» **Short task**:
Each line that holds the word "bottom" should be returned.

━━━ Rows

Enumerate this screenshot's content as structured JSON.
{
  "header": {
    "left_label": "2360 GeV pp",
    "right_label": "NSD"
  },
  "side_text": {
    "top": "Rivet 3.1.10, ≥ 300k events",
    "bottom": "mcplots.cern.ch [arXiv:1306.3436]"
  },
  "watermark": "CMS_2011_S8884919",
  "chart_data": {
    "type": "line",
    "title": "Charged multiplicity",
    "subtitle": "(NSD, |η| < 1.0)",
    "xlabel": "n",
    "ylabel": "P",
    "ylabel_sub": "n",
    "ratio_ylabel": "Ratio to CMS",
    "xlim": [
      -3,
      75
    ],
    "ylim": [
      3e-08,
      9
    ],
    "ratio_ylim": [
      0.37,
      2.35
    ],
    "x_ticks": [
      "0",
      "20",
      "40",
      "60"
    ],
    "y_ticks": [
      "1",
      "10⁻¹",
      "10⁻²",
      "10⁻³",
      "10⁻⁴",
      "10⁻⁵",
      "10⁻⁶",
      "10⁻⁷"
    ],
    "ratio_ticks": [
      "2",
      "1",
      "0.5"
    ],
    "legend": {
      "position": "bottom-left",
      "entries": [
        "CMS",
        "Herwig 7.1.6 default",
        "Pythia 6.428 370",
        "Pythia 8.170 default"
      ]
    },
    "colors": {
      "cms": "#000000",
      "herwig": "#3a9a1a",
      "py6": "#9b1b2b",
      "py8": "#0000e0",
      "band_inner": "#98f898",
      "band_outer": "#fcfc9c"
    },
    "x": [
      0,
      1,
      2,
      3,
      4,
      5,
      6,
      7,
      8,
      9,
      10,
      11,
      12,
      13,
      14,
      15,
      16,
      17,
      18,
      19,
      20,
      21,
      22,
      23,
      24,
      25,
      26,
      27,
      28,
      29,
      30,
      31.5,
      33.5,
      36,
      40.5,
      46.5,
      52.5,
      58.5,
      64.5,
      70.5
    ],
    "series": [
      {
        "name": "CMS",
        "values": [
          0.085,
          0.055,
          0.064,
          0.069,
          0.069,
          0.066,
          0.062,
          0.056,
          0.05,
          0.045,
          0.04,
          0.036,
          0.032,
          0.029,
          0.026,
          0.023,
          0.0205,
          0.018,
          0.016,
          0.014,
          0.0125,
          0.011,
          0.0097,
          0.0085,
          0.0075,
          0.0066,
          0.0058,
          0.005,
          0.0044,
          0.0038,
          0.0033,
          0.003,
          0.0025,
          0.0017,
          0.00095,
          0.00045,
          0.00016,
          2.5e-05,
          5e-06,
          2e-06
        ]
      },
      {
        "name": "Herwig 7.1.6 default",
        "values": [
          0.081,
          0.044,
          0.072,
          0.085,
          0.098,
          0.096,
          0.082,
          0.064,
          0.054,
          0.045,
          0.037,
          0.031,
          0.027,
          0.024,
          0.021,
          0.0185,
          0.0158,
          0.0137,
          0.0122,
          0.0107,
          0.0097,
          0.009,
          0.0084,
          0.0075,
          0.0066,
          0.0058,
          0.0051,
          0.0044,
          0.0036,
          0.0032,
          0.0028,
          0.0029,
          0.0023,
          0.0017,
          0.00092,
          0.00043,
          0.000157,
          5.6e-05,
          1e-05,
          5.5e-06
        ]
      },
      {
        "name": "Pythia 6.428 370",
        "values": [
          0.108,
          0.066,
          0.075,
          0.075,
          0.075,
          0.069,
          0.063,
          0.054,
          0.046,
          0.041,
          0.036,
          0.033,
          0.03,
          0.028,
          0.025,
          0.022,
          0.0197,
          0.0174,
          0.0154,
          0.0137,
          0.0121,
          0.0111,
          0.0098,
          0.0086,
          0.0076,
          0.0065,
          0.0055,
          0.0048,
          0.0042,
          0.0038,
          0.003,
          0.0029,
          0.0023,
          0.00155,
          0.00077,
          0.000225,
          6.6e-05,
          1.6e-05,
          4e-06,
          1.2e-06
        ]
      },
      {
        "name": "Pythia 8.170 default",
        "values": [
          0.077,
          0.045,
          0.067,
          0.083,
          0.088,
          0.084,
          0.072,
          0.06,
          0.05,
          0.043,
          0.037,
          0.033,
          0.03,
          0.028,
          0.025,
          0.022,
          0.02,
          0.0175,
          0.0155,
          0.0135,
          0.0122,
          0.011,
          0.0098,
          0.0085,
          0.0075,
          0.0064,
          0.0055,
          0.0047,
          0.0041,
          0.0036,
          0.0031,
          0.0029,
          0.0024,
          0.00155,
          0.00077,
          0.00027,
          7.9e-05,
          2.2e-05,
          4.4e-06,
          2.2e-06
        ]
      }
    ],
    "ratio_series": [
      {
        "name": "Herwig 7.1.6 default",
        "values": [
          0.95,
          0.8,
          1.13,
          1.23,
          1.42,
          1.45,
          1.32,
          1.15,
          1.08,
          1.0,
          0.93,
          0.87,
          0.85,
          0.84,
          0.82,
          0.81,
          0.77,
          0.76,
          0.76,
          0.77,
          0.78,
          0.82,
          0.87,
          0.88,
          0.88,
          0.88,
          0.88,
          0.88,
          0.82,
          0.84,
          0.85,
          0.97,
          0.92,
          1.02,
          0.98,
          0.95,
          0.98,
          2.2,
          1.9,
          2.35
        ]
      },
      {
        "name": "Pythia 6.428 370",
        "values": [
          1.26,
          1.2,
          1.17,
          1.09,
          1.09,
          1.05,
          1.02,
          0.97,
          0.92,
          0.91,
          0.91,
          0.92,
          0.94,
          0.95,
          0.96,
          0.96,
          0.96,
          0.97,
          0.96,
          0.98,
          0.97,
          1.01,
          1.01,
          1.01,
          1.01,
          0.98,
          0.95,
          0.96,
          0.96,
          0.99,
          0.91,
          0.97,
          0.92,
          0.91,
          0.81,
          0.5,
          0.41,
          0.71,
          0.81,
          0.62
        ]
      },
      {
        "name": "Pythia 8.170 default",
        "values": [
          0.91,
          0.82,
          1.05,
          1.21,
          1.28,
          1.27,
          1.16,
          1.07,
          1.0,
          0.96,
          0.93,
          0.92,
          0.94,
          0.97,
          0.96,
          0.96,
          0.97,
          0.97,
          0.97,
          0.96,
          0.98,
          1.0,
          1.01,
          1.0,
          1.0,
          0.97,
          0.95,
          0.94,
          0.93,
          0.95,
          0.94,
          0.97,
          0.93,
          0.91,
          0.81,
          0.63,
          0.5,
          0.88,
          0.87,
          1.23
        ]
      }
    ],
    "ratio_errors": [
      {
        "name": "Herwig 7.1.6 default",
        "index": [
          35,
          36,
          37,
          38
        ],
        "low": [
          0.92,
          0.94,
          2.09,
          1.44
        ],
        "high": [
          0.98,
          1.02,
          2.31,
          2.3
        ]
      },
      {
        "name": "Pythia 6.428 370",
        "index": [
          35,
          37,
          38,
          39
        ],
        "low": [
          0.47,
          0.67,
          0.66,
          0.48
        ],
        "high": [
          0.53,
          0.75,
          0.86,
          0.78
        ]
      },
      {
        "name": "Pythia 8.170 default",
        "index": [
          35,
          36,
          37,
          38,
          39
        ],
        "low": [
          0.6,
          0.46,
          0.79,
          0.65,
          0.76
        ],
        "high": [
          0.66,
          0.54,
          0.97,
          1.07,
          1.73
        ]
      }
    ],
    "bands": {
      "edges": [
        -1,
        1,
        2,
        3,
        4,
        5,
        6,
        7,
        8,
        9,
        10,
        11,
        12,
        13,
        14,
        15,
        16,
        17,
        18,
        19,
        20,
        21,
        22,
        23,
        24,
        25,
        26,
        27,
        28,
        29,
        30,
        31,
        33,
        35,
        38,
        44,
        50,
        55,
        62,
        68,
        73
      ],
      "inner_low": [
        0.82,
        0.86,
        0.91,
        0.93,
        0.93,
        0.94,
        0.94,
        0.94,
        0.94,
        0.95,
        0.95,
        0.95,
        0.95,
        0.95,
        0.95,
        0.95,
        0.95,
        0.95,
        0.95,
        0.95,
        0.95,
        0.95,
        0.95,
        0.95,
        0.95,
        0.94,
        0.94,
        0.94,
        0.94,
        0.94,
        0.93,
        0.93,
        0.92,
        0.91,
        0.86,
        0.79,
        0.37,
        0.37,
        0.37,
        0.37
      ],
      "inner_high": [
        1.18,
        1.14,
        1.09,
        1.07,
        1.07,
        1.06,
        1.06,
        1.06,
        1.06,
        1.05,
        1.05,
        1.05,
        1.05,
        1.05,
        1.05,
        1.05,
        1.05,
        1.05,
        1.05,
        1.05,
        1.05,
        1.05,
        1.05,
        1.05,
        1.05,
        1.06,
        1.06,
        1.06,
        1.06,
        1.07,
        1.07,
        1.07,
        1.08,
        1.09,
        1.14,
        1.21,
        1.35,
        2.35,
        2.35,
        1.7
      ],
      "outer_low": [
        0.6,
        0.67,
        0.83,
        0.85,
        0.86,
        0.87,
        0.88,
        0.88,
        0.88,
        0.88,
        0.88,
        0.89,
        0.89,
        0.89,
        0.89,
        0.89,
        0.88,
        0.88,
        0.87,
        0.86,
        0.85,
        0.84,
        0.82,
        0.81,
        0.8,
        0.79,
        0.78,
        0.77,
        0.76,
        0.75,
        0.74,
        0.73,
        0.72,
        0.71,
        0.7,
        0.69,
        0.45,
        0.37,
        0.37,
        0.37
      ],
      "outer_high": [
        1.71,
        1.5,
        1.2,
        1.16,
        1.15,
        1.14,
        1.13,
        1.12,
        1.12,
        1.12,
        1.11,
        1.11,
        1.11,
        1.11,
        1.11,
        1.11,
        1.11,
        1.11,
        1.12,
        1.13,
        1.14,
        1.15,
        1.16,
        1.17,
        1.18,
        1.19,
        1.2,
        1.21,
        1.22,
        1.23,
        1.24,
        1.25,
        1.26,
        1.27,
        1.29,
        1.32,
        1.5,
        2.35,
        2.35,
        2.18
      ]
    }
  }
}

━━━━━━

» **Answer**:
    "bottom": "mcplots.cern.ch [arXiv:1306.3436]"
      "position": "bottom-left",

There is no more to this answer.